(Collected data entries)
⟨

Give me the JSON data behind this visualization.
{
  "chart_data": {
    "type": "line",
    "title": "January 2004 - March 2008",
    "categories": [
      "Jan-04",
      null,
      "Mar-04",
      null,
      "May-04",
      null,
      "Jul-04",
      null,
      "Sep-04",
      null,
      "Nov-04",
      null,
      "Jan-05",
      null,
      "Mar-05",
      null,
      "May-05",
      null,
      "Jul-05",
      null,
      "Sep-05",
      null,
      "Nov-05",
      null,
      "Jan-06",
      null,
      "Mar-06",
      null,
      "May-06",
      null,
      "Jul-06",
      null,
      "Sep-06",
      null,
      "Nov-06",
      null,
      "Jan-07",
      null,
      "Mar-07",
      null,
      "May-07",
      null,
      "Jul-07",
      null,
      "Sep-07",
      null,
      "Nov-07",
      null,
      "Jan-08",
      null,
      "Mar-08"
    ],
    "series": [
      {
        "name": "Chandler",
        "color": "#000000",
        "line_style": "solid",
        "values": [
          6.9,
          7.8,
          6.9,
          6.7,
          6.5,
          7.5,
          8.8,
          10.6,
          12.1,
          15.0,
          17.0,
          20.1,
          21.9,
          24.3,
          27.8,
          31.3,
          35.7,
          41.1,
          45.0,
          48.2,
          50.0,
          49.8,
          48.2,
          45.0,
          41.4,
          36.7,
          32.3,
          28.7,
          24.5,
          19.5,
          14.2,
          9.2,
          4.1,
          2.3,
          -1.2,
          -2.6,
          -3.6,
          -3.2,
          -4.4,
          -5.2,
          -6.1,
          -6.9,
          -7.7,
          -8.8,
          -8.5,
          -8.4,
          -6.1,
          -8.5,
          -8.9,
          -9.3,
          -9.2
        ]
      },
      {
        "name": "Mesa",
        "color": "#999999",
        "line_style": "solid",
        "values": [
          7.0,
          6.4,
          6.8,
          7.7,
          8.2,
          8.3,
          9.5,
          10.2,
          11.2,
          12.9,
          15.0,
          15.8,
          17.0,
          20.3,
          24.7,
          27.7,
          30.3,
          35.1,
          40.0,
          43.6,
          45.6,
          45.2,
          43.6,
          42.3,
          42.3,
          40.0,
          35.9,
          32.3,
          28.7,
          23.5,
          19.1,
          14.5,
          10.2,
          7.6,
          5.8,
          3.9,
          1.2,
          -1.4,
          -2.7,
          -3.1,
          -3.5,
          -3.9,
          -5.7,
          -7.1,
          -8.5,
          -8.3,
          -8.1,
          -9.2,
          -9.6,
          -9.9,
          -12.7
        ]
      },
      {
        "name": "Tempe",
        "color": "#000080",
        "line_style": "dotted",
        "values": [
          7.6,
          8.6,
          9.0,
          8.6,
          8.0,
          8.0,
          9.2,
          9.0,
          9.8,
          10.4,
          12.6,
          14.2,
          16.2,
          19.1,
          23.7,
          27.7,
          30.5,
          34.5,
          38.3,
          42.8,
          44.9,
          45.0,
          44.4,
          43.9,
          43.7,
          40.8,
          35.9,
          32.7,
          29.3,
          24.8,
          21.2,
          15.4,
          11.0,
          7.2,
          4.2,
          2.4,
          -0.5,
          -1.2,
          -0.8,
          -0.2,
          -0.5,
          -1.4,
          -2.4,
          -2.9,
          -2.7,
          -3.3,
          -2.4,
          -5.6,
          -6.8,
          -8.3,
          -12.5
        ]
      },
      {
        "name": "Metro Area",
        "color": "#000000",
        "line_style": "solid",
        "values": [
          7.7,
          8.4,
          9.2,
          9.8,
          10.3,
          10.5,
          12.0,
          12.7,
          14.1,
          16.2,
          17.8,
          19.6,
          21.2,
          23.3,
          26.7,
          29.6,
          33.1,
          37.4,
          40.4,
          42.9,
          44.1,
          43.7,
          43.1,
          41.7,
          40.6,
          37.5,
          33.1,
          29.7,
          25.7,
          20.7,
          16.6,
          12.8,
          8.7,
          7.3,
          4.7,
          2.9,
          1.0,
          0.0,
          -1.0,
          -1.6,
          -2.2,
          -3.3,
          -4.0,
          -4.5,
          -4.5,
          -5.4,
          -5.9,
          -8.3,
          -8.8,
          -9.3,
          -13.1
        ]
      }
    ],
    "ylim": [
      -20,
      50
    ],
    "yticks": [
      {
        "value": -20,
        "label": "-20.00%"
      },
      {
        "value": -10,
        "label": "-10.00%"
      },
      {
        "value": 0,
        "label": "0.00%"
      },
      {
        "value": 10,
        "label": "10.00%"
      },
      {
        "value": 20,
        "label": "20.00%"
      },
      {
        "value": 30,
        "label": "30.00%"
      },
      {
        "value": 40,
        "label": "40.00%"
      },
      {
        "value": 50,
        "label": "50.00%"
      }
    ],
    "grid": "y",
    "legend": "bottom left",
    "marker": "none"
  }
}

⟩

▸ Aim of the task
Retype the whole listing above exactly.

▸ Solution for this task
Give me the JSON data behind this visualization.
{
  "chart_data": {
    "type": "line",
    "title": "January 2004 - March 2008",
    "categories": [
      "Jan-04",
      null,
      "Mar-04",
      null,
      "May-04",
      null,
      "Jul-04",
      null,
      "Sep-04",
      null,
      "Nov-04",
      null,
      "Jan-05",
      null,
      "Mar-05",
      null,
      "May-05",
      null,
      "Jul-05",
      null,
      "Sep-05",
      null,
      "Nov-05",
      null,
      "Jan-06",
      null,
      "Mar-06",
      null,
      "May-06",
      null,
      "Jul-06",
      null,
      "Sep-06",
      null,
      "Nov-06",
      null,
      "Jan-07",
      null,
      "Mar-07",
      null,
      "May-07",
      null,
      "Jul-07",
      null,
      "Sep-07",
      null,
      "Nov-07",
      null,
      "Jan-08",
      null,
      "Mar-08"
    ],
    "series": [
      {
        "name": "Chandler",
        "color": "#000000",
        "line_style": "solid",
        "values": [
          6.9,
          7.8,
          6.9,
          6.7,
          6.5,
          7.5,
          8.8,
          10.6,
          12.1,
          15.0,
          17.0,
          20.1,
          21.9,
          24.3,
          27.8,
          31.3,
          35.7,
          41.1,
          45.0,
          48.2,
          50.0,
          49.8,
          48.2,
          45.0,
          41.4,
          36.7,
          32.3,
          28.7,
          24.5,
          19.5,
          14.2,
          9.2,
          4.1,
          2.3,
          -1.2,
          -2.6,
          -3.6,
          -3.2,
          -4.4,
          -5.2,
          -6.1,
          -6.9,
          -7.7,
          -8.8,
          -8.5,
          -8.4,
          -6.1,
          -8.5,
          -8.9,
          -9.3,
          -9.2
        ]
      },
      {
        "name": "Mesa",
        "color": "#999999",
        "line_style": "solid",
        "values": [
          7.0,
          6.4,
          6.8,
          7.7,
          8.2,
          8.3,
          9.5,
          10.2,
          11.2,
          12.9,
          15.0,
          15.8,
          17.0,
          20.3,
          24.7,
          27.7,
          30.3,
          35.1,
          40.0,
          43.6,
          45.6,
          45.2,
          43.6,
          42.3,
          42.3,
          40.0,
          35.9,
          32.3,
          28.7,
          23.5,
          19.1,
          14.5,
          10.2,
          7.6,
          5.8,
          3.9,
          1.2,
          -1.4,
          -2.7,
          -3.1,
          -3.5,
          -3.9,
          -5.7,
          -7.1,
          -8.5,
          -8.3,
          -8.1,
          -9.2,
          -9.6,
          -9.9,
          -12.7
        ]
      },
      {
        "name": "Tempe",
        "color": "#000080",
        "line_style": "dotted",
        "values": [
          7.6,
          8.6,
          9.0,
          8.6,
          8.0,
          8.0,
          9.2,
          9.0,
          9.8,
          10.4,
          12.6,
          14.2,
          16.2,
          19.1,
          23.7,
          27.7,
          30.5,
          34.5,
          38.3,
          42.8,
          44.9,
          45.0,
          44.4,
          43.9,
          43.7,
          40.8,
          35.9,
          32.7,
          29.3,
          24.8,
          21.2,
          15.4,
          11.0,
          7.2,
          4.2,
          2.4,
          -0.5,
          -1.2,
          -0.8,
          -0.2,
          -0.5,
          -1.4,
          -2.4,
          -2.9,
          -2.7,
          -3.3,
          -2.4,
          -5.6,
          -6.8,
          -8.3,
          -12.5
        ]
      },
      {
        "name": "Metro Area",
        "color": "#000000",
        "line_style": "solid",
        "values": [
          7.7,
          8.4,
          9.2,
          9.8,
          10.3,
          10.5,
          12.0,
          12.7,
          14.1,
          16.2,
          17.8,
          19.6,
          21.2,
          23.3,
          26.7,
          29.6,
          33.1,
          37.4,
          40.4,
          42.9,
          44.1,
          43.7,
          43.1,
          41.7,
          40.6,
          37.5,
          33.1,
          29.7,
          25.7,
          20.7,
          16.6,
          12.8,
          8.7,
          7.3,
          4.7,
          2.9,
          1.0,
          0.0,
          -1.0,
          -1.6,
          -2.2,
          -3.3,
          -4.0,
          -4.5,
          -4.5,
          -5.4,
          -5.9,
          -8.3,
          -8.8,
          -9.3,
          -13.1
        ]
      }
    ],
    "ylim": [
      -20,
      50
    ],
    "yticks": [
      {
        "value": -20,
        "label": "-20.00%"
      },
      {
        "value": -10,
        "label": "-10.00%"
      },
      {
        "value": 0,
        "label": "0.00%"
      },
      {
        "value": 10,
        "label": "10.00%"
      },
      {
        "value": 20,
        "label": "20.00%"
      },
      {
        "value": 30,
        "label": "30.00%"
      },
      {
        "value": 40,
        "label": "40.00%"
      },
      {
        "value": 50,
        "label": "50.00%"
      }
    ],
    "grid": "y",
    "legend": "bottom left",
    "marker": "none"
  }
}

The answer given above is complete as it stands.